- TASK TO COMPLETE -
Each entry below should be reproduced character for character.

- INPUT RECORDS -

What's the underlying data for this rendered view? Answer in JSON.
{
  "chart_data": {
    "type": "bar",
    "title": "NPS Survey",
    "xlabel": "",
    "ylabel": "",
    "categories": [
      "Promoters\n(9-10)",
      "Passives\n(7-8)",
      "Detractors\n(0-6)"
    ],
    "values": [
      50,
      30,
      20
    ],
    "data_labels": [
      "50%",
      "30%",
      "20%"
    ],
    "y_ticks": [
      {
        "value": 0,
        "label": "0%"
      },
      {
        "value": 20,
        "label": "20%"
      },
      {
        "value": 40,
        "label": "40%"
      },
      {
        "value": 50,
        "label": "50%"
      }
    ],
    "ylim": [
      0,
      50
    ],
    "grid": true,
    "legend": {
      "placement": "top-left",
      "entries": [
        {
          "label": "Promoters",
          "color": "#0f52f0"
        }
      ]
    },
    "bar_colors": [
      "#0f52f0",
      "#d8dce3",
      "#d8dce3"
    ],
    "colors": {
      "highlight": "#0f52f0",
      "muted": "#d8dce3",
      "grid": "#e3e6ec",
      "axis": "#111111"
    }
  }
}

- THE OUTPUT -
What's the underlying data for this rendered view? Answer in JSON.
{
  "chart_data": {
    "type": "bar",
    "title": "NPS Survey",
    "xlabel": "",
    "ylabel": "",
    "categories": [
      "Promoters\n(9-10)",
      "Passives\n(7-8)",
      "Detractors\n(0-6)"
    ],
    "values": [
      50,
      30,
      20
    ],
    "data_labels": [
      "50%",
      "30%",
      "20%"
    ],
    "y_ticks": [
      {
        "value": 0,
        "label": "0%"
      },
      {
        "value": 20,
        "label": "20%"
      },
      {
        "value": 40,
        "label": "40%"
      },
      {
        "value": 50,
        "label": "50%"
      }
    ],
    "ylim": [
      0,
      50
    ],
    "grid": true,
    "legend": {
      "placement": "top-left",
      "entries": [
        {
          "label": "Promoters",
          "color": "#0f52f0"
        }
      ]
    },
    "bar_colors": [
      "#0f52f0",
      "#d8dce3",
      "#d8dce3"
    ],
    "colors": {
      "highlight": "#0f52f0",
      "muted": "#d8dce3",
      "grid": "#e3e6ec",
      "axis": "#111111"
    }
  }
}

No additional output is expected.